Records from a collection of figures:

○ ○ ○

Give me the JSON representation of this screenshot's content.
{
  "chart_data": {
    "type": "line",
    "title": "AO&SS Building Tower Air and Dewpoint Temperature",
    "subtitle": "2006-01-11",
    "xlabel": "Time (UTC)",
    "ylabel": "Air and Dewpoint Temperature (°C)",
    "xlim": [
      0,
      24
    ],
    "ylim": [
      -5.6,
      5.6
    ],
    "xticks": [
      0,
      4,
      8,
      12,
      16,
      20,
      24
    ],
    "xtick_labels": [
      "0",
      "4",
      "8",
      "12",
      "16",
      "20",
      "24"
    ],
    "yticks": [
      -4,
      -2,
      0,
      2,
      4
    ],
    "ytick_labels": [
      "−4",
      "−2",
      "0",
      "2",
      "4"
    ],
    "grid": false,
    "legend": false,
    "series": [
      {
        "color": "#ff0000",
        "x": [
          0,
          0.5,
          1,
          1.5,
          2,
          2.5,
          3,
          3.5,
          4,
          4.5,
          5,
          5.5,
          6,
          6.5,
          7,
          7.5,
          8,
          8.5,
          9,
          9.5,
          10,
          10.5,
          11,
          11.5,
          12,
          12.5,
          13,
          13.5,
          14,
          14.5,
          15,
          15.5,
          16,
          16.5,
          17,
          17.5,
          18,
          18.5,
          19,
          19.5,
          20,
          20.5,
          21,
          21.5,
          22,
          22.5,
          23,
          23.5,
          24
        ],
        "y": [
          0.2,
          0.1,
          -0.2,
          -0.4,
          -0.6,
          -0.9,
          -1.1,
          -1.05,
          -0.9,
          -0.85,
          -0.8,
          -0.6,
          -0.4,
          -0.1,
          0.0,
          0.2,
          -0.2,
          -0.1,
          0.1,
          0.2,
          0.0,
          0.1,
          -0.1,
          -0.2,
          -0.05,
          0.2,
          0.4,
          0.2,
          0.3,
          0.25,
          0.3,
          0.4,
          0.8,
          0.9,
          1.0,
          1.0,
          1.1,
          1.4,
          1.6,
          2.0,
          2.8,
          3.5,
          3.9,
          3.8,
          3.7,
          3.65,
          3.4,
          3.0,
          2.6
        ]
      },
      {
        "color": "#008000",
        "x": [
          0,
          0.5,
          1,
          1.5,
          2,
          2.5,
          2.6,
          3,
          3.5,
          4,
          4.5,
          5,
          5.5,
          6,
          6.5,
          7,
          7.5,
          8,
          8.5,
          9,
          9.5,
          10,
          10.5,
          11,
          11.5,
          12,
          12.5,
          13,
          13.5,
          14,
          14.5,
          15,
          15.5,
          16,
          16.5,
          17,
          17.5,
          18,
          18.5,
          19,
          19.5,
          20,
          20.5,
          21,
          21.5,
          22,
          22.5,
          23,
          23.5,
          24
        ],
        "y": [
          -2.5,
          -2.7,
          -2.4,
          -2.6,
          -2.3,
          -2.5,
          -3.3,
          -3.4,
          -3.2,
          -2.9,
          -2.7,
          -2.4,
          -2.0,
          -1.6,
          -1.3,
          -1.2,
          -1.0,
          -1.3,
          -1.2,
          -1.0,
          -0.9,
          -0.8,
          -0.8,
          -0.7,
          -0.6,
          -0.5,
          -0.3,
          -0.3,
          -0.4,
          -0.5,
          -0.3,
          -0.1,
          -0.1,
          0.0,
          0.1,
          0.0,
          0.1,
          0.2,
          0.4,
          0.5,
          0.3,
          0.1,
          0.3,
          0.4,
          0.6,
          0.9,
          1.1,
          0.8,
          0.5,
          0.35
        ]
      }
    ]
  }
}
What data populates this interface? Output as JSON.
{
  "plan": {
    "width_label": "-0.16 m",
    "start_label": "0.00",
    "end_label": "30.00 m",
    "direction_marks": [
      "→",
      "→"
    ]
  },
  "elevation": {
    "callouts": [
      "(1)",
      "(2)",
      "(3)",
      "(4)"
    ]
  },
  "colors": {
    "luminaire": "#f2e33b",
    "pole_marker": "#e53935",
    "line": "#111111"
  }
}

○ ○ ○

Exercise task: Starting with the line that contains "What data populates", print each line through the last one in the listing. Include both end lines and add nothing.

The reply:
What data populates this interface? Output as JSON.
{
  "plan": {
    "width_label": "-0.16 m",
    "start_label": "0.00",
    "end_label": "30.00 m",
    "direction_marks": [
      "→",
      "→"
    ]
  },
  "elevation": {
    "callouts": [
      "(1)",
      "(2)",
      "(3)",
      "(4)"
    ]
  },
  "colors": {
    "luminaire": "#f2e33b",
    "pole_marker": "#e53935",
    "line": "#111111"
  }
}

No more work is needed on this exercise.